Doc values for field data


(David Smith-2) #1

When you map fields to use doc values for field data, does that limit the functionality afforded to those fields to merely sorting and aggregations/faceting?

The documentation mentions that filtering is not supported by numeric or string types when stored as doc values. Yikes, I thought that doc values is intended for working with field data when it's too large to load into memory. Is that not the case?

I read both of the following pages but I'm not sure I quite understand where the usefulness of field data fields kick in.


http://www.elasticsearch.org/guide/en/elasticsearch/reference/current/mapping-core-types.html

Can someone please clarify?

--
You received this message because you are subscribed to the Google Groups "elasticsearch" group.
To unsubscribe from this group and stop receiving emails from it, send an email to elasticsearch+unsubscribe@googlegroups.com.
To view this discussion on the web visit https://groups.google.com/d/msgid/elasticsearch/FC9E6ECA-B869-4B40-B2C8-F55CE6AB6790%40gmail.com.
For more options, visit https://groups.google.com/d/optout.


(Adrien Grand) #2

Hi David,

Doc values are a way to compute field data at indexing time, and to store
it on disk. It can do everything that "uninverted" field data can do:
aggregations, sorting, etc. However, it never kicks in automatically: it
needs to be configured explicitely, and can only be set at index creation
time, you cannot enable it afterwards.

Regarding fielddata filtering, it is a way to trade accuracy for memory by
only loading "important" terms into memory and doesn't work with doc values
since it's not useful given that they are stored on disk anyway (and thus
don't require much memory).

Does it clarify?

On Mon, Jul 14, 2014 at 7:26 PM, David K Smith davidksmith2k@gmail.com
wrote:

When you map fields to use doc values for field data, does that limit the
functionality afforded to those fields to merely sorting and
aggregations/faceting?

The documentation mentions that filtering is not supported by numeric or
string types when stored as doc values. Yikes, I thought that doc values is
intended for working with field data when it's too large to load into
memory. Is that not the case?

** Tasks **
• a. In the doc values thread above, condense the paragraph beginning "Doc values are a way to compute field data" into a short bulleted list that keeps its main facts.
• b. Answer these questions about the doc values thread above, one per line:
(i) What did the person who started the thread think doc values were intended for?
(ii) When can doc values be set, according to the reply?
(iii) According to the reply, why doesn't fielddata filtering work with doc values?

** Dataset **
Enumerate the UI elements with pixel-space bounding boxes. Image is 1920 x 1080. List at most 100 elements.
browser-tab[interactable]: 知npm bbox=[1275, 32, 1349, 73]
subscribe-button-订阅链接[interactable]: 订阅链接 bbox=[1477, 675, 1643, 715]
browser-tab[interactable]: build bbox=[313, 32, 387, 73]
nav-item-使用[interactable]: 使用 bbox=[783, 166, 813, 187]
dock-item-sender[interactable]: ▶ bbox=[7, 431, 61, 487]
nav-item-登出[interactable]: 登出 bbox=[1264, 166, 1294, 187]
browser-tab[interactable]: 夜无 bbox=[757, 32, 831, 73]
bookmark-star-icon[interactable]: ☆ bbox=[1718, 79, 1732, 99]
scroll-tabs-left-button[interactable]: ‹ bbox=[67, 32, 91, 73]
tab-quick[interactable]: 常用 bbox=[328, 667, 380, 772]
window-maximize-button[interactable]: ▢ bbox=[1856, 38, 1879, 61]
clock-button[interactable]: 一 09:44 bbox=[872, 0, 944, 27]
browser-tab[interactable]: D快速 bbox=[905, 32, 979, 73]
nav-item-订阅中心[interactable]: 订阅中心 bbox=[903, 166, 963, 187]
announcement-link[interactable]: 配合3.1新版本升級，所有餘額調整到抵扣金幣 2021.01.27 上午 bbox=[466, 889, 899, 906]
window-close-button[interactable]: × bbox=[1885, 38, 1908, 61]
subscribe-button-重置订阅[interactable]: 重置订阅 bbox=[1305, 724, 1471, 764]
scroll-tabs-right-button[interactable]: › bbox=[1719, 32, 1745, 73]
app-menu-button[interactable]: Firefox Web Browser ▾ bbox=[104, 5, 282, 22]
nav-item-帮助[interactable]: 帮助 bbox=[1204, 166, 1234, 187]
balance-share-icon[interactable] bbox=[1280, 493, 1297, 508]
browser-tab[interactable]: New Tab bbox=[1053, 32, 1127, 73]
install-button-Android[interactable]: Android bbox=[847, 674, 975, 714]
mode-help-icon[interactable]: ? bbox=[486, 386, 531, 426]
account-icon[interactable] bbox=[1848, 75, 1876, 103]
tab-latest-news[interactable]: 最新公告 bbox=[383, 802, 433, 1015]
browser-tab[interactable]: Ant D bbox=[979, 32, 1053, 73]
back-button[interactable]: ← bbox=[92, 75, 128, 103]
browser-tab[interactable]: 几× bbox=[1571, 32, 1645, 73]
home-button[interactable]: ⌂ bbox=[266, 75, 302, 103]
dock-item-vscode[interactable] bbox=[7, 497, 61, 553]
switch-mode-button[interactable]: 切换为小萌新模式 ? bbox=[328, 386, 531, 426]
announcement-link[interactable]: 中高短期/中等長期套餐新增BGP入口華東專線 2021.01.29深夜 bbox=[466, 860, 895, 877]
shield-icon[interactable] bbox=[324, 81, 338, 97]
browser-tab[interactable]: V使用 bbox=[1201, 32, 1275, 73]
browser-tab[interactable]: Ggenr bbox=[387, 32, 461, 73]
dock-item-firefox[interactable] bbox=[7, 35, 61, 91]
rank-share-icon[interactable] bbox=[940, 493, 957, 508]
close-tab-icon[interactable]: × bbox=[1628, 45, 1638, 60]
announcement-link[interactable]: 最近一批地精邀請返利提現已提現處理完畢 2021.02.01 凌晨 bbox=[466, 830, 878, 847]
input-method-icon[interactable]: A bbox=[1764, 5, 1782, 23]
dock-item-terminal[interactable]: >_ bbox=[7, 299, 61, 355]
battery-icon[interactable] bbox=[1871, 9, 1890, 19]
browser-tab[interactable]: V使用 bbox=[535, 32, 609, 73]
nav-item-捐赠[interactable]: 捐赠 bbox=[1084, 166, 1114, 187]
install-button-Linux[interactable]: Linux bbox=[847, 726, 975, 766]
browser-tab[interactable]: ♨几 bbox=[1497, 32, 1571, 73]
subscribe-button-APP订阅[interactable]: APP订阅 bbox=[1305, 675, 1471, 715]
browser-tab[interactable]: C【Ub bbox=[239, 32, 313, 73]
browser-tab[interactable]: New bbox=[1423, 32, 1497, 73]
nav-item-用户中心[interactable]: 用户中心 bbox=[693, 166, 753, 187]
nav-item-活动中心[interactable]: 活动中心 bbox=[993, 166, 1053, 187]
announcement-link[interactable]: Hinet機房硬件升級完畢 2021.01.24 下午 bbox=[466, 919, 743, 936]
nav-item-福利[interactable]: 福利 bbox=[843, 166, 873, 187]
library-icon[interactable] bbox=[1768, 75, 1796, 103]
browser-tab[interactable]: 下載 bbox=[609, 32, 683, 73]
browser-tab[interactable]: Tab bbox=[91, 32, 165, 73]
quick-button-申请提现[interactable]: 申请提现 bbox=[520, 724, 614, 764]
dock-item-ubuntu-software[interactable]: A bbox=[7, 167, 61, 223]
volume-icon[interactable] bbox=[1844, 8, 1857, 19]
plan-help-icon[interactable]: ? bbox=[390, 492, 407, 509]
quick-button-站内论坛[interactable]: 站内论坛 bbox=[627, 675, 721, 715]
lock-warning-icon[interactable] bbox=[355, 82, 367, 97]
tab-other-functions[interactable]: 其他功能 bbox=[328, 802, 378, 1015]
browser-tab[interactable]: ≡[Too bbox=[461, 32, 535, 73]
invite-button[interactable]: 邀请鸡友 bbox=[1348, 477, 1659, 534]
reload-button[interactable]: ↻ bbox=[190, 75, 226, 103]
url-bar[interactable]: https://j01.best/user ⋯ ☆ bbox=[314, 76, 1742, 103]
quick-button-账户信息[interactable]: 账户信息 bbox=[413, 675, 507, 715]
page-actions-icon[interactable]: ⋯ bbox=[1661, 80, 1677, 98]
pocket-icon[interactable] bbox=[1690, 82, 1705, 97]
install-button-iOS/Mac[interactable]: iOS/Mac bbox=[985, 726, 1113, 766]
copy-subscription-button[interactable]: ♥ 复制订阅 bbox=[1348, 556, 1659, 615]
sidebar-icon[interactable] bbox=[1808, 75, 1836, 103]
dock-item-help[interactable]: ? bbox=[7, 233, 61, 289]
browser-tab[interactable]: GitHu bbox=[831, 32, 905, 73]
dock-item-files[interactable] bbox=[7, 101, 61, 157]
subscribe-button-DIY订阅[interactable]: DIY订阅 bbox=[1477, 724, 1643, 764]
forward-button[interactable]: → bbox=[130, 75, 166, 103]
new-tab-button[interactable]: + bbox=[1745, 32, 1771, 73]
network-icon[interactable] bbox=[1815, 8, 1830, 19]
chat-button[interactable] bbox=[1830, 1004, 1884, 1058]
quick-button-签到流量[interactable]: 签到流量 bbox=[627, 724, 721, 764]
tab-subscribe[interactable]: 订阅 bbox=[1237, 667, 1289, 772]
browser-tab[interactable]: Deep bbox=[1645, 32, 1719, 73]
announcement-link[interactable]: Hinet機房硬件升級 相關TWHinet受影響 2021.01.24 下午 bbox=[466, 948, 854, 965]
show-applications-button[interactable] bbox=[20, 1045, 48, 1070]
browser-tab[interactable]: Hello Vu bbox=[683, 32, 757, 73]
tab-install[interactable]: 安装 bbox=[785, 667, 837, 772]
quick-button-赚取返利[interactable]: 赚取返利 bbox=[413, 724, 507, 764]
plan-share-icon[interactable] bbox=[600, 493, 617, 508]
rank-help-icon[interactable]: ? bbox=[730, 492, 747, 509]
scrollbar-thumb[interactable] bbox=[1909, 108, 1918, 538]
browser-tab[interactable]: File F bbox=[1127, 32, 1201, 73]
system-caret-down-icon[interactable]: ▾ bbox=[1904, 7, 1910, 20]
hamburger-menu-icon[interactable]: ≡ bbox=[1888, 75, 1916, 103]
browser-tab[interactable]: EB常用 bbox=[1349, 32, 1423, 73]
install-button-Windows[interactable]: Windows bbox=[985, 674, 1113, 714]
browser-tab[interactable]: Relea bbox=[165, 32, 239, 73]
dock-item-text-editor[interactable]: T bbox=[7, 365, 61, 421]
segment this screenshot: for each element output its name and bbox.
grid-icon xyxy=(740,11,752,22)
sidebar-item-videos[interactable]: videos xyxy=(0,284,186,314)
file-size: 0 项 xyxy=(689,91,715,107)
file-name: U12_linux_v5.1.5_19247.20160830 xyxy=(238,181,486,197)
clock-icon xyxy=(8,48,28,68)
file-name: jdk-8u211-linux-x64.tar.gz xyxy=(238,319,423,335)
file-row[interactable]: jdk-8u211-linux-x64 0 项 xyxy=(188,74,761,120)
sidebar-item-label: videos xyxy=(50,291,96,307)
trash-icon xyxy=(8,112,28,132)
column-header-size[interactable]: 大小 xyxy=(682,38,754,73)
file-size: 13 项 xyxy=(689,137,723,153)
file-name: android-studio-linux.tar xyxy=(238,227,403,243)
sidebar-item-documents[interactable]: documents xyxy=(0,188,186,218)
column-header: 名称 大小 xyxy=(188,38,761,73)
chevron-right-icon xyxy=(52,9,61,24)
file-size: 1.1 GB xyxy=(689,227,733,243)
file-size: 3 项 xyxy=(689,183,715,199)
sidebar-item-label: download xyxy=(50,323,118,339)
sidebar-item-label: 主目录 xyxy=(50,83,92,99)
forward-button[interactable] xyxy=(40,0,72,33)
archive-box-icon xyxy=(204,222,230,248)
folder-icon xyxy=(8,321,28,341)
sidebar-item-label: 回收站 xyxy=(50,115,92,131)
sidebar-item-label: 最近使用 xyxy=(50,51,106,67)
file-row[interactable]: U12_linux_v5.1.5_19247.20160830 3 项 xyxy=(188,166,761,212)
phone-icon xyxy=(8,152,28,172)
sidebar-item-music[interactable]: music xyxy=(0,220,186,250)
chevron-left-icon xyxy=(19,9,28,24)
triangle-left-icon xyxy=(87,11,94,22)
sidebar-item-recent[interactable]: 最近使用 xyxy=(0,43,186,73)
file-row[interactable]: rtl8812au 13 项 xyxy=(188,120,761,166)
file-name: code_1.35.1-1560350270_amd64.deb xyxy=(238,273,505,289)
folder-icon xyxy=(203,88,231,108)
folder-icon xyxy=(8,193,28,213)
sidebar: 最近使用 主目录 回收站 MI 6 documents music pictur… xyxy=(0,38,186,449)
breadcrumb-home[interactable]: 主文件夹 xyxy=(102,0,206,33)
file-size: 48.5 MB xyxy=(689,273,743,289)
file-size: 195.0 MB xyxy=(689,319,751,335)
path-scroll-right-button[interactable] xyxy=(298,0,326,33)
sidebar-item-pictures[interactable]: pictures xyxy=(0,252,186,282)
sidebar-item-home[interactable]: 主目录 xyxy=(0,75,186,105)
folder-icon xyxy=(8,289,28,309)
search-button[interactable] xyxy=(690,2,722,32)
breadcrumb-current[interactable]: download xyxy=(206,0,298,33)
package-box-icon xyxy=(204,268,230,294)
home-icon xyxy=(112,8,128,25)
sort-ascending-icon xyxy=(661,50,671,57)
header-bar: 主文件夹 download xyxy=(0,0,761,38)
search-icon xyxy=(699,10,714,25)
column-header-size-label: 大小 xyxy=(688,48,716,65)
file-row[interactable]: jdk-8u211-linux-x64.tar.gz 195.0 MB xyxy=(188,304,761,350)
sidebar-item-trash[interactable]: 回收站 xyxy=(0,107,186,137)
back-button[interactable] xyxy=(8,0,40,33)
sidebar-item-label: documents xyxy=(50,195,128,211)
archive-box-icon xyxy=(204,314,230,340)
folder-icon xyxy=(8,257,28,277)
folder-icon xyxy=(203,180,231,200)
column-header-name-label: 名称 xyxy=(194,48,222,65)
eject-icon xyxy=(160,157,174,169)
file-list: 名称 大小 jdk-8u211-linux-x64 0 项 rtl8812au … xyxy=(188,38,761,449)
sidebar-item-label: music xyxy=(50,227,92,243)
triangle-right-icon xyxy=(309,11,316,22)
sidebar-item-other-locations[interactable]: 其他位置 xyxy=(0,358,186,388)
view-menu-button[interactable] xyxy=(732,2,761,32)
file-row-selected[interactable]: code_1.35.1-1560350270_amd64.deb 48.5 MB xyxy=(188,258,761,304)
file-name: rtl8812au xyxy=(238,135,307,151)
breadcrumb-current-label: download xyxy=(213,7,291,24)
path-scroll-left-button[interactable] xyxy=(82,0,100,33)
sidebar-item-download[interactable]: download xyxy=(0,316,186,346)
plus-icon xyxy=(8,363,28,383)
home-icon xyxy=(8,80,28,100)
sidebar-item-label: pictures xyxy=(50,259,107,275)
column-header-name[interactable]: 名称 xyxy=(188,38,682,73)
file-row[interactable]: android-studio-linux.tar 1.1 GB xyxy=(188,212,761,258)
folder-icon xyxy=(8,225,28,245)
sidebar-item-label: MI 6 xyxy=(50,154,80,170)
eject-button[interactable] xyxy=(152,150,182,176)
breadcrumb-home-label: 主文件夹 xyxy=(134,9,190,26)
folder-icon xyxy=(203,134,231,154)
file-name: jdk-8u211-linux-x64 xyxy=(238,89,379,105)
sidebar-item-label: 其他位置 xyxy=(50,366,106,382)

** Results by task **
• a.
- Doc values compute field data at indexing time and store it on disk.
- They can do everything "uninverted" field data can do, such as aggregations and sorting.
- They never kick in automatically and must be configured explicitly.
- They can only be set at index creation time and cannot be enabled afterwards.

• b.
(i) Working with field data when it is too large to load into memory.
(ii) Only at index creation time. They cannot be enabled afterwards.
(iii) Fielddata filtering is not useful for doc values, because doc values are stored on disk and don't require much memory.